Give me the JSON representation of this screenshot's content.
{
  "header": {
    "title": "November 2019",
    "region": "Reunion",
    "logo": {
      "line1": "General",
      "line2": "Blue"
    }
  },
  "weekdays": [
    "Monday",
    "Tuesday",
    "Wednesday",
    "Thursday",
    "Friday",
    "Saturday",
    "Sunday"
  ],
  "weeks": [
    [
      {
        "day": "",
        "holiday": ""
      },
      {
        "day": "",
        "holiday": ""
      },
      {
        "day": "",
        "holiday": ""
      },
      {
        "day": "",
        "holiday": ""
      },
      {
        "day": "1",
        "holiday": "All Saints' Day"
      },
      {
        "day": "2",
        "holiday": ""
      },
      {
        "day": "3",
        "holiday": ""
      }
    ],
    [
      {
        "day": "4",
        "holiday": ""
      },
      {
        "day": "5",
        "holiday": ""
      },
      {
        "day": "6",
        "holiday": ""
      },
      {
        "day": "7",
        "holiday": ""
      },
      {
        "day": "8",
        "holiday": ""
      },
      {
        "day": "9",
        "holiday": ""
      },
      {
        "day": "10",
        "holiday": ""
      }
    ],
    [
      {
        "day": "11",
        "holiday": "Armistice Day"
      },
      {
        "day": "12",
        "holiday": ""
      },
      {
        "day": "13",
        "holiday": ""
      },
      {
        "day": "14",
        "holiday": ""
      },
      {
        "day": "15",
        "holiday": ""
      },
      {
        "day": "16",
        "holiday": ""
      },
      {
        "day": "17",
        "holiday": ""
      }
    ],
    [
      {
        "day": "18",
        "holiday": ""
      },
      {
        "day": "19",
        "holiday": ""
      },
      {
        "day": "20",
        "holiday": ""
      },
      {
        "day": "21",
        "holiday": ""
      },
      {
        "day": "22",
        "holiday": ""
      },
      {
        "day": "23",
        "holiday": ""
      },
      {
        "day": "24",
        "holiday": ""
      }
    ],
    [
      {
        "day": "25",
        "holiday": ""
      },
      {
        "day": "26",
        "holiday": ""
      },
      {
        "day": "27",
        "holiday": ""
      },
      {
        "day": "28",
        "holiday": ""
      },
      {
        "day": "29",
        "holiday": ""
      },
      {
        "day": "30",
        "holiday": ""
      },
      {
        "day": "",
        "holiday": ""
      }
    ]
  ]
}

§ §

__Written exercise__: Please reproduce every line of the material word for word.

__Task response__:
Give me the JSON representation of this screenshot's content.
{
  "header": {
    "title": "November 2019",
    "region": "Reunion",
    "logo": {
      "line1": "General",
      "line2": "Blue"
    }
  },
  "weekdays": [
    "Monday",
    "Tuesday",
    "Wednesday",
    "Thursday",
    "Friday",
    "Saturday",
    "Sunday"
  ],
  "weeks": [
    [
      {
        "day": "",
        "holiday": ""
      },
      {
        "day": "",
        "holiday": ""
      },
      {
        "day": "",
        "holiday": ""
      },
      {
        "day": "",
        "holiday": ""
      },
      {
        "day": "1",
        "holiday": "All Saints' Day"
      },
      {
        "day": "2",
        "holiday": ""
      },
      {
        "day": "3",
        "holiday": ""
      }
    ],
    [
      {
        "day": "4",
        "holiday": ""
      },
      {
        "day": "5",
        "holiday": ""
      },
      {
        "day": "6",
        "holiday": ""
      },
      {
        "day": "7",
        "holiday": ""
      },
      {
        "day": "8",
        "holiday": ""
      },
      {
        "day": "9",
        "holiday": ""
      },
      {
        "day": "10",
        "holiday": ""
      }
    ],
    [
      {
        "day": "11",
        "holiday": "Armistice Day"
      },
      {
        "day": "12",
        "holiday": ""
      },
      {
        "day": "13",
        "holiday": ""
      },
      {
        "day": "14",
        "holiday": ""
      },
      {
        "day": "15",
        "holiday": ""
      },
      {
        "day": "16",
        "holiday": ""
      },
      {
        "day": "17",
        "holiday": ""
      }
    ],
    [
      {
        "day": "18",
        "holiday": ""
      },
      {
        "day": "19",
        "holiday": ""
      },
      {
        "day": "20",
        "holiday": ""
      },
      {
        "day": "21",
        "holiday": ""
      },
      {
        "day": "22",
        "holiday": ""
      },
      {
        "day": "23",
        "holiday": ""
      },
      {
        "day": "24",
        "holiday": ""
      }
    ],
    [
      {
        "day": "25",
        "holiday": ""
      },
      {
        "day": "26",
        "holiday": ""
      },
      {
        "day": "27",
        "holiday": ""
      },
      {
        "day": "28",
        "holiday": ""
      },
      {
        "day": "29",
        "holiday": ""
      },
      {
        "day": "30",
        "holiday": ""
      },
      {
        "day": "",
        "holiday": ""
      }
    ]
  ]
}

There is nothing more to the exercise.